A run of records:
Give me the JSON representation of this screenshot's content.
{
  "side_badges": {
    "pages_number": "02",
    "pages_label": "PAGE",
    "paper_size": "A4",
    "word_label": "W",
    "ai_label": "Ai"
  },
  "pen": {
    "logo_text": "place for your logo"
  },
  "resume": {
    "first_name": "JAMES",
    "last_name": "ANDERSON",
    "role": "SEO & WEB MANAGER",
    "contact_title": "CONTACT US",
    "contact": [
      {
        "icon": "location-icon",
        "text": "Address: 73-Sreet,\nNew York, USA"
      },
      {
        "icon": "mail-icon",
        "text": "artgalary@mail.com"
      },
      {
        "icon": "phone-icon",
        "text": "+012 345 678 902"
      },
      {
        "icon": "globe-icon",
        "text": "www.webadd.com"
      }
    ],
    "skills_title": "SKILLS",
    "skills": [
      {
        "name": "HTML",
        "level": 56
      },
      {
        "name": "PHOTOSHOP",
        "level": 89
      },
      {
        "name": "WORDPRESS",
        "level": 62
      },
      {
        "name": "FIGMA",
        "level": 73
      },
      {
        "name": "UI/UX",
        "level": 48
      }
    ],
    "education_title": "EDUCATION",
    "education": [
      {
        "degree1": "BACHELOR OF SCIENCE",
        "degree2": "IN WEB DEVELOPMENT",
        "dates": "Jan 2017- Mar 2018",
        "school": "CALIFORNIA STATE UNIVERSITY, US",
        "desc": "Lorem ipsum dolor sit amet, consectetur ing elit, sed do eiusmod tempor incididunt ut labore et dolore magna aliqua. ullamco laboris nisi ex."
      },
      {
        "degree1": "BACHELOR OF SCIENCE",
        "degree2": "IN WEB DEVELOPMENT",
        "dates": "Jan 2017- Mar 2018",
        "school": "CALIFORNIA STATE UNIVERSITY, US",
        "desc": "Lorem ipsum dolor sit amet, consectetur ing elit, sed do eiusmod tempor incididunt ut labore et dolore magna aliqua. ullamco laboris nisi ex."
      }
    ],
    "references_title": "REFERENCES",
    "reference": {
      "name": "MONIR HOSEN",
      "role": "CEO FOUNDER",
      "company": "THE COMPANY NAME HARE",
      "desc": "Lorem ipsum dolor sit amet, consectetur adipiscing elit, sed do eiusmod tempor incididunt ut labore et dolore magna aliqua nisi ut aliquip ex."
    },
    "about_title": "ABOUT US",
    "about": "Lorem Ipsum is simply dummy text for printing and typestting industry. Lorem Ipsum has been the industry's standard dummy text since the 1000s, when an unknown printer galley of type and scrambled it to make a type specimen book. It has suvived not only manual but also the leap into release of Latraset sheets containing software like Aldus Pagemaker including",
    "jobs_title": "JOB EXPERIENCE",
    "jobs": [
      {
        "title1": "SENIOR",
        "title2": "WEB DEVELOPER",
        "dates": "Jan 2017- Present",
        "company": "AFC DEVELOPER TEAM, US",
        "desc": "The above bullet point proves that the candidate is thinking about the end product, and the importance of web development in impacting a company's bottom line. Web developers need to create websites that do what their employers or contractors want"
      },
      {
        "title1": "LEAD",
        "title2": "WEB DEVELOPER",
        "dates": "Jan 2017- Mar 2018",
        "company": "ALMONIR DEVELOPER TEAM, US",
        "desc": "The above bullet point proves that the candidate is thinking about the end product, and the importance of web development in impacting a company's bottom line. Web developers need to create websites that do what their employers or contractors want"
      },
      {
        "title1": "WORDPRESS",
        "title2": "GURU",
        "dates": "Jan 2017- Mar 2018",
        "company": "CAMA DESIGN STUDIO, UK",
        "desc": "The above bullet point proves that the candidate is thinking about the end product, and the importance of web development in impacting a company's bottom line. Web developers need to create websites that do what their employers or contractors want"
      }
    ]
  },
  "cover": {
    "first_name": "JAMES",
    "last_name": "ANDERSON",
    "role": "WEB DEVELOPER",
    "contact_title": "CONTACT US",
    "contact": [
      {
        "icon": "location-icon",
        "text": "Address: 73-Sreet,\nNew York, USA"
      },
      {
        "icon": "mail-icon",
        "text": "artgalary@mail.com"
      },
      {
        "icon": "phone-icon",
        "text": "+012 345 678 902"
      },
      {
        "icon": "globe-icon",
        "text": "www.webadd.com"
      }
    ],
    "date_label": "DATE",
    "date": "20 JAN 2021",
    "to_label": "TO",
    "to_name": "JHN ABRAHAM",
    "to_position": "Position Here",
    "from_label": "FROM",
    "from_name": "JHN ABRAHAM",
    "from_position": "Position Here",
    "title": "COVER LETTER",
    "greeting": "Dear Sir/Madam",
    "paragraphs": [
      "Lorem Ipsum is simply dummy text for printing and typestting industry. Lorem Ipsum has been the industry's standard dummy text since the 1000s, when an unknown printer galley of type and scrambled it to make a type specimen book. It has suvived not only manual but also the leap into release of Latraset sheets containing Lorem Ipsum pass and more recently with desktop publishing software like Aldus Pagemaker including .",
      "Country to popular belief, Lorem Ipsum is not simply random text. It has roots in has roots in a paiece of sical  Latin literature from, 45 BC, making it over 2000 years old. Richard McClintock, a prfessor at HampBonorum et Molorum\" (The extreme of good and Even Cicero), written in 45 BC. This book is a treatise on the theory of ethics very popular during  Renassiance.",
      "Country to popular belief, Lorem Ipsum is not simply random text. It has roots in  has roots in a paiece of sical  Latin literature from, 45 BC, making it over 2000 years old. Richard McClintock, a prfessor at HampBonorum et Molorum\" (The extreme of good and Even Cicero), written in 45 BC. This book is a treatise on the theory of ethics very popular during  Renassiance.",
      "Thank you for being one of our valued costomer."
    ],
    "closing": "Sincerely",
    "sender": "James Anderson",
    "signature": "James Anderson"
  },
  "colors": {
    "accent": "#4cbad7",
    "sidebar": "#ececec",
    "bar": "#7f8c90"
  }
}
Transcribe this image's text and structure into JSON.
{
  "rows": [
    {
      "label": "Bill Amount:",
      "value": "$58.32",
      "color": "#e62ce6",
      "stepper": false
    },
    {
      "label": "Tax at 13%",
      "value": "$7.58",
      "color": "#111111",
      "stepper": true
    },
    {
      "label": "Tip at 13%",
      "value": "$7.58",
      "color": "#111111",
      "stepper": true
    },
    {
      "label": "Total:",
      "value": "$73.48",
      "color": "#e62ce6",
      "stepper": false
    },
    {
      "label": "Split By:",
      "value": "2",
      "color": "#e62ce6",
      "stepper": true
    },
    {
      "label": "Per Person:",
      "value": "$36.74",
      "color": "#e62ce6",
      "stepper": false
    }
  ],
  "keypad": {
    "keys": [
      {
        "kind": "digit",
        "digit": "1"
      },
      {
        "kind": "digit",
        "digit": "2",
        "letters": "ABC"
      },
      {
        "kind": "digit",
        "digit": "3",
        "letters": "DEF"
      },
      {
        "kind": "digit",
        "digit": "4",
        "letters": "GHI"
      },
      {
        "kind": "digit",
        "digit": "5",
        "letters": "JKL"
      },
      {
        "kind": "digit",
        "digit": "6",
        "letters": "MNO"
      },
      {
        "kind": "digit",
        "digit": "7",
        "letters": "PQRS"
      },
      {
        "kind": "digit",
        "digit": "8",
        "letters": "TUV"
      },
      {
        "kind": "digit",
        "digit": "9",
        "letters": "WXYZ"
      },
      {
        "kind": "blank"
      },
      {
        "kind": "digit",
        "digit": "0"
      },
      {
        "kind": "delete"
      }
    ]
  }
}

### What you will do
Print out every record again, exactly and in full.

### Solution to this task
Give me the JSON representation of this screenshot's content.
{
  "side_badges": {
    "pages_number": "02",
    "pages_label": "PAGE",
    "paper_size": "A4",
    "word_label": "W",
    "ai_label": "Ai"
  },
  "pen": {
    "logo_text": "place for your logo"
  },
  "resume": {
    "first_name": "JAMES",
    "last_name": "ANDERSON",
    "role": "SEO & WEB MANAGER",
    "contact_title": "CONTACT US",
    "contact": [
      {
        "icon": "location-icon",
        "text": "Address: 73-Sreet,\nNew York, USA"
      },
      {
        "icon": "mail-icon",
        "text": "artgalary@mail.com"
      },
      {
        "icon": "phone-icon",
        "text": "+012 345 678 902"
      },
      {
        "icon": "globe-icon",
        "text": "www.webadd.com"
      }
    ],
    "skills_title": "SKILLS",
    "skills": [
      {
        "name": "HTML",
        "level": 56
      },
      {
        "name": "PHOTOSHOP",
        "level": 89
      },
      {
        "name": "WORDPRESS",
        "level": 62
      },
      {
        "name": "FIGMA",
        "level": 73
      },
      {
        "name": "UI/UX",
        "level": 48
      }
    ],
    "education_title": "EDUCATION",
    "education": [
      {
        "degree1": "BACHELOR OF SCIENCE",
        "degree2": "IN WEB DEVELOPMENT",
        "dates": "Jan 2017- Mar 2018",
        "school": "CALIFORNIA STATE UNIVERSITY, US",
        "desc": "Lorem ipsum dolor sit amet, consectetur ing elit, sed do eiusmod tempor incididunt ut labore et dolore magna aliqua. ullamco laboris nisi ex."
      },
      {
        "degree1": "BACHELOR OF SCIENCE",
        "degree2": "IN WEB DEVELOPMENT",
        "dates": "Jan 2017- Mar 2018",
        "school": "CALIFORNIA STATE UNIVERSITY, US",
        "desc": "Lorem ipsum dolor sit amet, consectetur ing elit, sed do eiusmod tempor incididunt ut labore et dolore magna aliqua. ullamco laboris nisi ex."
      }
    ],
    "references_title": "REFERENCES",
    "reference": {
      "name": "MONIR HOSEN",
      "role": "CEO FOUNDER",
      "company": "THE COMPANY NAME HARE",
      "desc": "Lorem ipsum dolor sit amet, consectetur adipiscing elit, sed do eiusmod tempor incididunt ut labore et dolore magna aliqua nisi ut aliquip ex."
    },
    "about_title": "ABOUT US",
    "about": "Lorem Ipsum is simply dummy text for printing and typestting industry. Lorem Ipsum has been the industry's standard dummy text since the 1000s, when an unknown printer galley of type and scrambled it to make a type specimen book. It has suvived not only manual but also the leap into release of Latraset sheets containing software like Aldus Pagemaker including",
    "jobs_title": "JOB EXPERIENCE",
    "jobs": [
      {
        "title1": "SENIOR",
        "title2": "WEB DEVELOPER",
        "dates": "Jan 2017- Present",
        "company": "AFC DEVELOPER TEAM, US",
        "desc": "The above bullet point proves that the candidate is thinking about the end product, and the importance of web development in impacting a company's bottom line. Web developers need to create websites that do what their employers or contractors want"
      },
      {
        "title1": "LEAD",
        "title2": "WEB DEVELOPER",
        "dates": "Jan 2017- Mar 2018",
        "company": "ALMONIR DEVELOPER TEAM, US",
        "desc": "The above bullet point proves that the candidate is thinking about the end product, and the importance of web development in impacting a company's bottom line. Web developers need to create websites that do what their employers or contractors want"
      },
      {
        "title1": "WORDPRESS",
        "title2": "GURU",
        "dates": "Jan 2017- Mar 2018",
        "company": "CAMA DESIGN STUDIO, UK",
        "desc": "The above bullet point proves that the candidate is thinking about the end product, and the importance of web development in impacting a company's bottom line. Web developers need to create websites that do what their employers or contractors want"
      }
    ]
  },
  "cover": {
    "first_name": "JAMES",
    "last_name": "ANDERSON",
    "role": "WEB DEVELOPER",
    "contact_title": "CONTACT US",
    "contact": [
      {
        "icon": "location-icon",
        "text": "Address: 73-Sreet,\nNew York, USA"
      },
      {
        "icon": "mail-icon",
        "text": "artgalary@mail.com"
      },
      {
        "icon": "phone-icon",
        "text": "+012 345 678 902"
      },
      {
        "icon": "globe-icon",
        "text": "www.webadd.com"
      }
    ],
    "date_label": "DATE",
    "date": "20 JAN 2021",
    "to_label": "TO",
    "to_name": "JHN ABRAHAM",
    "to_position": "Position Here",
    "from_label": "FROM",
    "from_name": "JHN ABRAHAM",
    "from_position": "Position Here",
    "title": "COVER LETTER",
    "greeting": "Dear Sir/Madam",
    "paragraphs": [
      "Lorem Ipsum is simply dummy text for printing and typestting industry. Lorem Ipsum has been the industry's standard dummy text since the 1000s, when an unknown printer galley of type and scrambled it to make a type specimen book. It has suvived not only manual but also the leap into release of Latraset sheets containing Lorem Ipsum pass and more recently with desktop publishing software like Aldus Pagemaker including .",
      "Country to popular belief, Lorem Ipsum is not simply random text. It has roots in has roots in a paiece of sical  Latin literature from, 45 BC, making it over 2000 years old. Richard McClintock, a prfessor at HampBonorum et Molorum\" (The extreme of good and Even Cicero), written in 45 BC. This book is a treatise on the theory of ethics very popular during  Renassiance.",
      "Country to popular belief, Lorem Ipsum is not simply random text. It has roots in  has roots in a paiece of sical  Latin literature from, 45 BC, making it over 2000 years old. Richard McClintock, a prfessor at HampBonorum et Molorum\" (The extreme of good and Even Cicero), written in 45 BC. This book is a treatise on the theory of ethics very popular during  Renassiance.",
      "Thank you for being one of our valued costomer."
    ],
    "closing": "Sincerely",
    "sender": "James Anderson",
    "signature": "James Anderson"
  },
  "colors": {
    "accent": "#4cbad7",
    "sidebar": "#ececec",
    "bar": "#7f8c90"
  }
}
Transcribe this image's text and structure into JSON.
{
  "rows": [
    {
      "label": "Bill Amount:",
      "value": "$58.32",
      "color": "#e62ce6",
      "stepper": false
    },
    {
      "label": "Tax at 13%",
      "value": "$7.58",
      "color": "#111111",
      "stepper": true
    },
    {
      "label": "Tip at 13%",
      "value": "$7.58",
      "color": "#111111",
      "stepper": true
    },
    {
      "label": "Total:",
      "value": "$73.48",
      "color": "#e62ce6",
      "stepper": false
    },
    {
      "label": "Split By:",
      "value": "2",
      "color": "#e62ce6",
      "stepper": true
    },
    {
      "label": "Per Person:",
      "value": "$36.74",
      "color": "#e62ce6",
      "stepper": false
    }
  ],
  "keypad": {
    "keys": [
      {
        "kind": "digit",
        "digit": "1"
      },
      {
        "kind": "digit",
        "digit": "2",
        "letters": "ABC"
      },
      {
        "kind": "digit",
        "digit": "3",
        "letters": "DEF"
      },
      {
        "kind": "digit",
        "digit": "4",
        "letters": "GHI"
      },
      {
        "kind": "digit",
        "digit": "5",
        "letters": "JKL"
      },
      {
        "kind": "digit",
        "digit": "6",
        "letters": "MNO"
      },
      {
        "kind": "digit",
        "digit": "7",
        "letters": "PQRS"
      },
      {
        "kind": "digit",
        "digit": "8",
        "letters": "TUV"
      },
      {
        "kind": "digit",
        "digit": "9",
        "letters": "WXYZ"
      },
      {
        "kind": "blank"
      },
      {
        "kind": "digit",
        "digit": "0"
      },
      {
        "kind": "delete"
      }
    ]
  }
}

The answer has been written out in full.